Set task —
Give only the number of lines in the data that include the string "JSON".

Supplied material —
:::

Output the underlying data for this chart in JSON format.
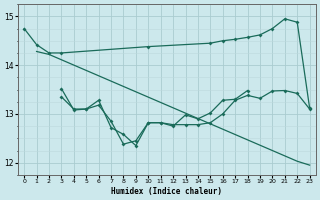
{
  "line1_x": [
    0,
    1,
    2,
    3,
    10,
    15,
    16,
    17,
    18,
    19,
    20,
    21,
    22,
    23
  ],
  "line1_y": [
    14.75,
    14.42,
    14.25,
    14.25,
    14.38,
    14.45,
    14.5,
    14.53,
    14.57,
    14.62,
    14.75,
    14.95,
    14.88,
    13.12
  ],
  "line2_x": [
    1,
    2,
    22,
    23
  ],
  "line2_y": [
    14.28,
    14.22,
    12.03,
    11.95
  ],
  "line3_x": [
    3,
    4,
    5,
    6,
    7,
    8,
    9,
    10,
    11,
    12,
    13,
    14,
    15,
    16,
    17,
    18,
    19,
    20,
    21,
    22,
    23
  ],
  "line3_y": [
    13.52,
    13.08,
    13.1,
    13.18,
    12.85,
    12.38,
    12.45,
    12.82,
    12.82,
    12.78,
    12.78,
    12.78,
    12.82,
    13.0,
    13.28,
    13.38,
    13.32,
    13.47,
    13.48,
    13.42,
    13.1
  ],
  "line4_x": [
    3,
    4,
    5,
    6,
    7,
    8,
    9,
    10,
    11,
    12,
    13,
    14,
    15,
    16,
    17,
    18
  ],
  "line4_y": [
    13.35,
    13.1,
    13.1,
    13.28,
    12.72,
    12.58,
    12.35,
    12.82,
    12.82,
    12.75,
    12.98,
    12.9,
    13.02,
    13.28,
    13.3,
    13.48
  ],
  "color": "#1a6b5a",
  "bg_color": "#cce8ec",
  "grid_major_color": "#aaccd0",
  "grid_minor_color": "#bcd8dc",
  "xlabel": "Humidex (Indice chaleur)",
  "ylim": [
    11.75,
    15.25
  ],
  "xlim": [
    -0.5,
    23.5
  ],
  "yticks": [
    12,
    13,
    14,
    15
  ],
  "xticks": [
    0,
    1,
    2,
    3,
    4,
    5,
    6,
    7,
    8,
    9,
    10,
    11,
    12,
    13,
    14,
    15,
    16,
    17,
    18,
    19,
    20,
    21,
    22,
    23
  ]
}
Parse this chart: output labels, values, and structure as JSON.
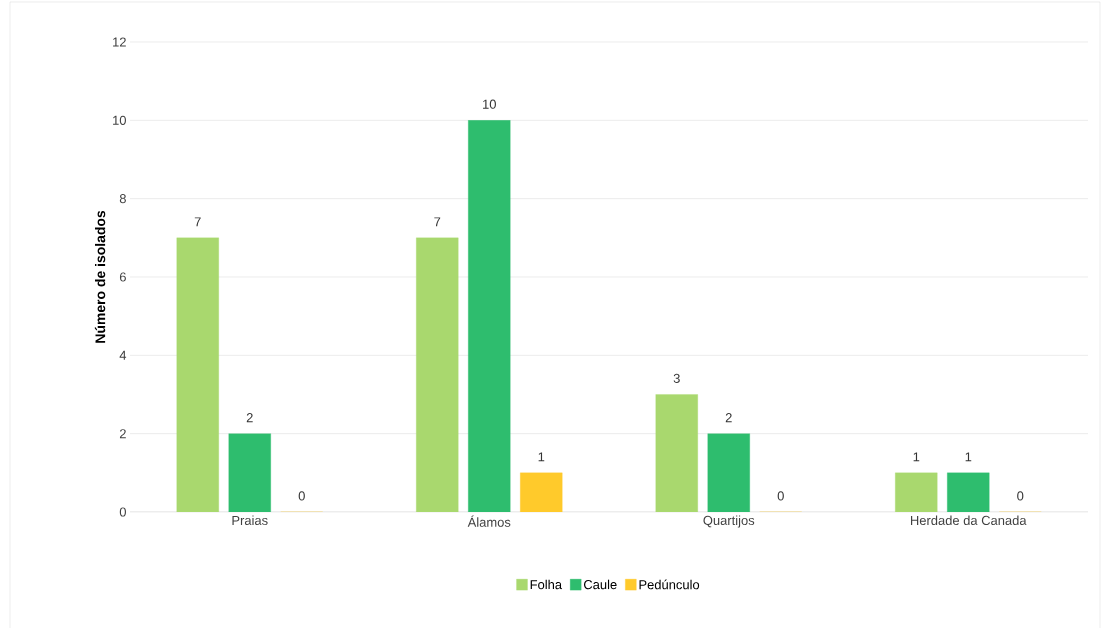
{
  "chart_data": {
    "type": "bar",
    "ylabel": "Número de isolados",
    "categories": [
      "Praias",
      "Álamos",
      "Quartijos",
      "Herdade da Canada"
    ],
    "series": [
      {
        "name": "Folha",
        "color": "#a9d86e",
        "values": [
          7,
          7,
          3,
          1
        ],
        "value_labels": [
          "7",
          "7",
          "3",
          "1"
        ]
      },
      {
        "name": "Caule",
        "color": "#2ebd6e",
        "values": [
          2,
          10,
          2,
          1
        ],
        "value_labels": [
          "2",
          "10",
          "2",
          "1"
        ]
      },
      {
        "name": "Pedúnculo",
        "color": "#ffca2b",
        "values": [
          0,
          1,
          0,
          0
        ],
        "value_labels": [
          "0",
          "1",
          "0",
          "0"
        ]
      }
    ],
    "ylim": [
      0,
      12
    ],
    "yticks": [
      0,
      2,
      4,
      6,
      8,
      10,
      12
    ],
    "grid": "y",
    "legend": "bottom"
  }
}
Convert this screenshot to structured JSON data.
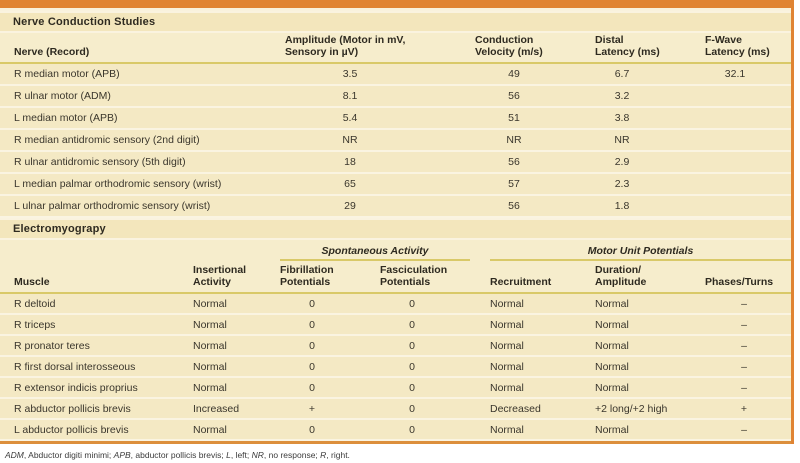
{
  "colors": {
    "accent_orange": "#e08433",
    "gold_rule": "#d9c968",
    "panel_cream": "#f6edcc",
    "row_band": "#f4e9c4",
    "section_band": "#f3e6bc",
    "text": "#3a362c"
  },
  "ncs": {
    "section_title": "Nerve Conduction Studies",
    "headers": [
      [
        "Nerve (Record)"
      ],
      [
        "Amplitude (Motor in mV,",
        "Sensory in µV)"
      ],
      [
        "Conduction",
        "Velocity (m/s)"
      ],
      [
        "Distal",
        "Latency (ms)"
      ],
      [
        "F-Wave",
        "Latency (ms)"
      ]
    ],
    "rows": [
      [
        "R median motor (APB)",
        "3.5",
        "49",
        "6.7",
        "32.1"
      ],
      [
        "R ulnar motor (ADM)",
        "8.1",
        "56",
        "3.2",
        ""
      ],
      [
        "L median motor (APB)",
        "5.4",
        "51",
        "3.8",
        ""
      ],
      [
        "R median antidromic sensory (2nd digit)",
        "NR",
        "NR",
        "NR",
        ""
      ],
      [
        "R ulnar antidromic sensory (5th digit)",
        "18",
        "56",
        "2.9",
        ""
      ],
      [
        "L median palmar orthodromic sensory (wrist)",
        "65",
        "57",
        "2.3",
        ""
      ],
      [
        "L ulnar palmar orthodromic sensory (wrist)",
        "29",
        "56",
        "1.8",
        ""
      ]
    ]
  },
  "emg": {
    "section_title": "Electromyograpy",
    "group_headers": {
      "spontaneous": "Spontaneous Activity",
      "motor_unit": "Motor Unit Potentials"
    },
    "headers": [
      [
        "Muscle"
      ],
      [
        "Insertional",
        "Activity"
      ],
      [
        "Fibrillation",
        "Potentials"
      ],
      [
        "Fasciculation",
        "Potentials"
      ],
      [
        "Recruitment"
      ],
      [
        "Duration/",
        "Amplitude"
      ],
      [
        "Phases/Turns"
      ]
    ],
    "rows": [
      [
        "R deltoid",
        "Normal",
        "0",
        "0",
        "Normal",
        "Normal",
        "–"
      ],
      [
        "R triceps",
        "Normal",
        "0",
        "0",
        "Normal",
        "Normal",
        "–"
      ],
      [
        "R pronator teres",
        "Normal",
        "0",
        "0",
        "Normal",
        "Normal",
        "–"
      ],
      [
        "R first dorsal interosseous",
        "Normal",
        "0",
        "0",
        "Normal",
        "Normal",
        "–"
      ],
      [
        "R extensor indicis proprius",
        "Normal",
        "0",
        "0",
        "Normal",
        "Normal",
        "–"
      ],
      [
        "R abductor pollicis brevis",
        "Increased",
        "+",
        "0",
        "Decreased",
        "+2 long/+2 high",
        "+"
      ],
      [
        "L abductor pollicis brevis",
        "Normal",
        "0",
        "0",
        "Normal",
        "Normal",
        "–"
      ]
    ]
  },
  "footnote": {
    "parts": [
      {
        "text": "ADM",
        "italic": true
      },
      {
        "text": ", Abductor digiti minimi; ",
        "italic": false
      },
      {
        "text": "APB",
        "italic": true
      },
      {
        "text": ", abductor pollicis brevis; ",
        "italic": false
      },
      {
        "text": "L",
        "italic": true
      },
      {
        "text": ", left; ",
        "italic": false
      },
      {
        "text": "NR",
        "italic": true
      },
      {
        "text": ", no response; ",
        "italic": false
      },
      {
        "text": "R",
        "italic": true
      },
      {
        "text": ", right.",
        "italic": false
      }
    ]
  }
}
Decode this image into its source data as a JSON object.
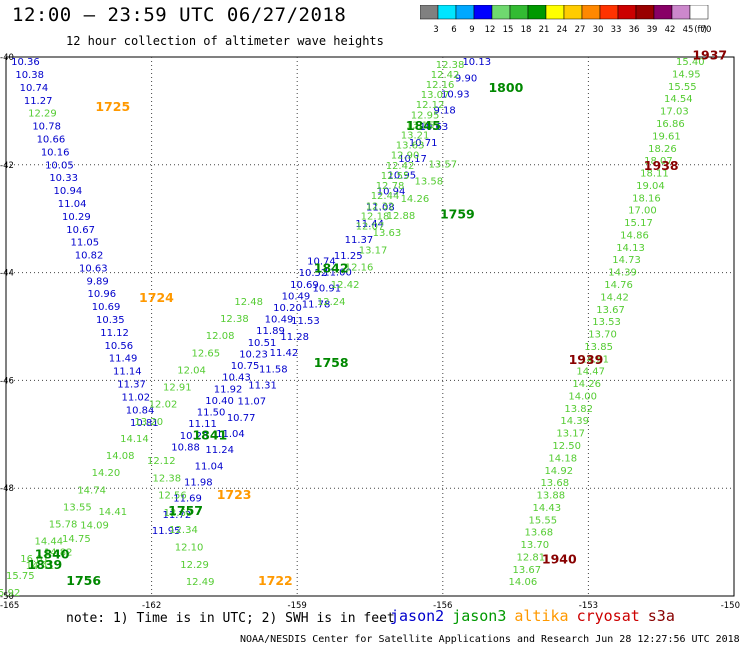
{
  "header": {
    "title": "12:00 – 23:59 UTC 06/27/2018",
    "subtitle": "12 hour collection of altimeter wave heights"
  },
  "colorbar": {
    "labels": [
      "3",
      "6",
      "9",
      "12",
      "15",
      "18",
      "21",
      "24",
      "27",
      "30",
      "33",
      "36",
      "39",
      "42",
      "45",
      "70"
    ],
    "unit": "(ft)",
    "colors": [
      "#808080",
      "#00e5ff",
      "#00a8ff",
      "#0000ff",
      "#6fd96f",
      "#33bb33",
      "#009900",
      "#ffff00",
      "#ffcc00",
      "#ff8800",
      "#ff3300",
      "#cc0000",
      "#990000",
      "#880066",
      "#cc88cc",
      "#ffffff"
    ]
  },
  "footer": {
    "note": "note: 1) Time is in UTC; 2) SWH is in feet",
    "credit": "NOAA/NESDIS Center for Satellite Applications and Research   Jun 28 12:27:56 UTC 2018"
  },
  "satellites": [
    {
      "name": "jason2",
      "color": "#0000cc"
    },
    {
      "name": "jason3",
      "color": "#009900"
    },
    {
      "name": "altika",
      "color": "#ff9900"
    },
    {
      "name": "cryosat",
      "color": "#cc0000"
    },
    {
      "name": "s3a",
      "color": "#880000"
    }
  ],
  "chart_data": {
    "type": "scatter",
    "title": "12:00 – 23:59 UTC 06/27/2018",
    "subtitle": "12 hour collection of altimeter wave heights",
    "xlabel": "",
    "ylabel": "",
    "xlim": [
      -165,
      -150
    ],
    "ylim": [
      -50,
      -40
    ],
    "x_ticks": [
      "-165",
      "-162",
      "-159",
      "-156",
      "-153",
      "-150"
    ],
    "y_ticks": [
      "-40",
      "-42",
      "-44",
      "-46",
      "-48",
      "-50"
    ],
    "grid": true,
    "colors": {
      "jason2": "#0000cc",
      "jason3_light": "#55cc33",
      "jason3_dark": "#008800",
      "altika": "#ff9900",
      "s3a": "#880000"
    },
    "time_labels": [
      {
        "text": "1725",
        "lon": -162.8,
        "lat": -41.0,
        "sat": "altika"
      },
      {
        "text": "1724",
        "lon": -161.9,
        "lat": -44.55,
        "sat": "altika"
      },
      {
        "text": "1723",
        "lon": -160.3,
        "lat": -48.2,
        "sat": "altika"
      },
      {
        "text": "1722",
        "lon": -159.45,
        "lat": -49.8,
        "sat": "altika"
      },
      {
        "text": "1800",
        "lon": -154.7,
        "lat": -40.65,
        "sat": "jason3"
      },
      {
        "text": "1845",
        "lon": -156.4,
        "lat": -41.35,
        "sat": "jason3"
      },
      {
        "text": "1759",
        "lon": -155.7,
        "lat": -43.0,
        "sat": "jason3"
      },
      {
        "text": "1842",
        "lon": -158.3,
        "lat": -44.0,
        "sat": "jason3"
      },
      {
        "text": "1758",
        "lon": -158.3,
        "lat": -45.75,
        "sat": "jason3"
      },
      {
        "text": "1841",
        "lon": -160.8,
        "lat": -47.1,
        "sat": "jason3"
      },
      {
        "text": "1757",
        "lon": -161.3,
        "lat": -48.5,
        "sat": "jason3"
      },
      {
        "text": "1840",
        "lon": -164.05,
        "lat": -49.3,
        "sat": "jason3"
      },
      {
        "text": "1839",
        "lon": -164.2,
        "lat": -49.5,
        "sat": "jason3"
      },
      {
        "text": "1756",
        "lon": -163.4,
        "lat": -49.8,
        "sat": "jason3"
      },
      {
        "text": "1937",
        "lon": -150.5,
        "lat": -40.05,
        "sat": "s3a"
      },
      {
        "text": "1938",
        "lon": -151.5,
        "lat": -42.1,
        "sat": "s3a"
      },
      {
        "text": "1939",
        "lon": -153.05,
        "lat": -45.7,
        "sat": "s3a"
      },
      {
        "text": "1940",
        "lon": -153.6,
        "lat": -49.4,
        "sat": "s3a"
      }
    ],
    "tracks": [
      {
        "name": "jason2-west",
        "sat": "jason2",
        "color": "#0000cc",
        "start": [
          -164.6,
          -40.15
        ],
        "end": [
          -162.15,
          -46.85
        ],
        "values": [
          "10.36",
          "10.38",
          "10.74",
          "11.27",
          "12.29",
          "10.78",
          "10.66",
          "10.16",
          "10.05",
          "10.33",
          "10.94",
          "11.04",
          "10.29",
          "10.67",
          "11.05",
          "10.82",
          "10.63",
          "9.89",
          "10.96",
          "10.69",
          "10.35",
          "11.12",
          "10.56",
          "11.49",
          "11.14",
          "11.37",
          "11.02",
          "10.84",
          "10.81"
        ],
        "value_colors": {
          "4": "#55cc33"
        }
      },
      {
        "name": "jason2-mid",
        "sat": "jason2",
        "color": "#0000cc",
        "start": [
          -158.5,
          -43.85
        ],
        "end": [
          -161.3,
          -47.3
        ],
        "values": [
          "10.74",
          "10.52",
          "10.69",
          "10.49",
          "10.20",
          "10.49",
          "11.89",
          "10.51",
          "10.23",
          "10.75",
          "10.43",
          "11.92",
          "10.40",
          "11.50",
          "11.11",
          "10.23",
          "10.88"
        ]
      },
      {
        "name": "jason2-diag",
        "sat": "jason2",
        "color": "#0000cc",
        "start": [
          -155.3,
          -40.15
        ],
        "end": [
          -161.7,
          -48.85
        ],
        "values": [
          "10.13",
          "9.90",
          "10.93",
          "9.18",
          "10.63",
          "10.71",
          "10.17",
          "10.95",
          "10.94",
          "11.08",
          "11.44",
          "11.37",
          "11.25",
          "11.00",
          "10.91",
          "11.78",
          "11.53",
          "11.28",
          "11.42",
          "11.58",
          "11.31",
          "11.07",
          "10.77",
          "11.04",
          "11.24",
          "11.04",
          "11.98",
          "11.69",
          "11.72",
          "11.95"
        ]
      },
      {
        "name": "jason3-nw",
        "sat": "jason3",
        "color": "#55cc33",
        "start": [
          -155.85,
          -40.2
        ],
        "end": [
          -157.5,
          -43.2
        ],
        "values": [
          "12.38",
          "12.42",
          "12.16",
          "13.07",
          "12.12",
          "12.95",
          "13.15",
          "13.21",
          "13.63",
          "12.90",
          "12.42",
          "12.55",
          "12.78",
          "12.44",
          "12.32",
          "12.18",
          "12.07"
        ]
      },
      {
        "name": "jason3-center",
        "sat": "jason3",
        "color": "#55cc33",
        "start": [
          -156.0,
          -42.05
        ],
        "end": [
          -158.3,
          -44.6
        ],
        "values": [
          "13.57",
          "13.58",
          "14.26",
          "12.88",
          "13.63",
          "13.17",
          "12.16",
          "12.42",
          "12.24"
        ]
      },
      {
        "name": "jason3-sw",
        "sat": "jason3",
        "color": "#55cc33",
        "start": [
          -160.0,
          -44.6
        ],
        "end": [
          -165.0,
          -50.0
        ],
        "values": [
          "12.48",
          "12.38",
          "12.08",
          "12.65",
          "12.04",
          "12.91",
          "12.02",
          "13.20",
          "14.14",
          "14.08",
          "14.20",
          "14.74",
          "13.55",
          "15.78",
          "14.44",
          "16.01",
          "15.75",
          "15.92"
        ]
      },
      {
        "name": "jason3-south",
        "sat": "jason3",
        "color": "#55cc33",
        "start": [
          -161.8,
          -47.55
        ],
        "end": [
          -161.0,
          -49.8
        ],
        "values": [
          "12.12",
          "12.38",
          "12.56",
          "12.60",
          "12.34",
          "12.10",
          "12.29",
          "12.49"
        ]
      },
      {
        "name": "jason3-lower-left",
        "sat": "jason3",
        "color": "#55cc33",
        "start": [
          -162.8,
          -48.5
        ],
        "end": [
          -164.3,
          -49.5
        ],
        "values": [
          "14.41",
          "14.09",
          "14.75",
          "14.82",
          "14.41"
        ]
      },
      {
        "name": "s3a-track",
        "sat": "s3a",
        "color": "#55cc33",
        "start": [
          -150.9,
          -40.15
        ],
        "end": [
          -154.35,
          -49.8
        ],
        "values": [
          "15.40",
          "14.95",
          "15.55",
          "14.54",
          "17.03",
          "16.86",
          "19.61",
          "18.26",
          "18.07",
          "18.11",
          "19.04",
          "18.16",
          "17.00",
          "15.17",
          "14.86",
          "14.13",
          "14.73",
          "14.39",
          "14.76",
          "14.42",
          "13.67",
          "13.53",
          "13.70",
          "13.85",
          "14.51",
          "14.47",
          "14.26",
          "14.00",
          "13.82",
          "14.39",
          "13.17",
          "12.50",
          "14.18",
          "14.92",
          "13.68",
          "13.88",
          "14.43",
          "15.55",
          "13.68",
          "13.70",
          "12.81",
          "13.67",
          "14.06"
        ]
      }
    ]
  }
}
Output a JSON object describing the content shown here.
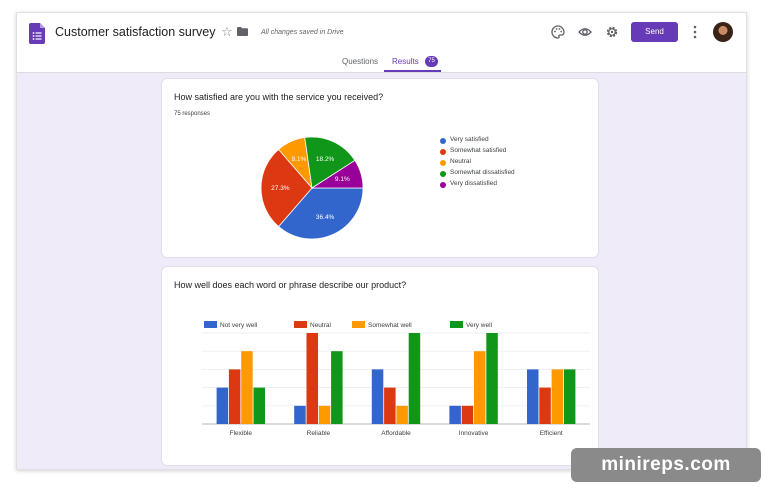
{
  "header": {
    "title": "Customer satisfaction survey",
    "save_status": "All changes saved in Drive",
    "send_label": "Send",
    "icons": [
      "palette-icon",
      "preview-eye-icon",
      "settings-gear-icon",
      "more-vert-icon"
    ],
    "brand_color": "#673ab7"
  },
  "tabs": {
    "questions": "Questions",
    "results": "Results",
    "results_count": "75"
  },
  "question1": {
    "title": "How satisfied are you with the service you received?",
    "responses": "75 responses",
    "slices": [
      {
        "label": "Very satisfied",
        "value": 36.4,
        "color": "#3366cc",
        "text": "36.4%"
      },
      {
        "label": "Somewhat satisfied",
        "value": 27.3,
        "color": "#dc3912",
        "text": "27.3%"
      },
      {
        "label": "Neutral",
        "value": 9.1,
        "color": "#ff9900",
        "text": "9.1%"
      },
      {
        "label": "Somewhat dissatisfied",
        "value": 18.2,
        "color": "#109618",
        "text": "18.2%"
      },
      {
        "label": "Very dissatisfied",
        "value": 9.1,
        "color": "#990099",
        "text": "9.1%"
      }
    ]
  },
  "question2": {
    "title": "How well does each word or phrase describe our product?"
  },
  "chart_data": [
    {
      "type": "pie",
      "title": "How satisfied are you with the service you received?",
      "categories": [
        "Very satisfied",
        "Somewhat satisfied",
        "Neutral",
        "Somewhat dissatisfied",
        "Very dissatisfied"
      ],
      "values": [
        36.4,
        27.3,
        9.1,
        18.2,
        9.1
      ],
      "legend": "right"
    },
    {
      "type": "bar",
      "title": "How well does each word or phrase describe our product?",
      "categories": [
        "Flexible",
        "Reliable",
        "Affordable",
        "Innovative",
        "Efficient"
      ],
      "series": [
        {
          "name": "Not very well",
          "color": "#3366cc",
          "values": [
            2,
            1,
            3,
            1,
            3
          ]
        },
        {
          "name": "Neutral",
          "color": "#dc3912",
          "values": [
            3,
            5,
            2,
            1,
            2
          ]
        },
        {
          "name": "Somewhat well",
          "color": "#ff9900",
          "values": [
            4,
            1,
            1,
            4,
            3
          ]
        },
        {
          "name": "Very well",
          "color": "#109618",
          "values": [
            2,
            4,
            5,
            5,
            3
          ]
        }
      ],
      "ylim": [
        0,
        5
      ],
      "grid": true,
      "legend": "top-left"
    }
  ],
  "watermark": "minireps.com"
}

:::

Result —
5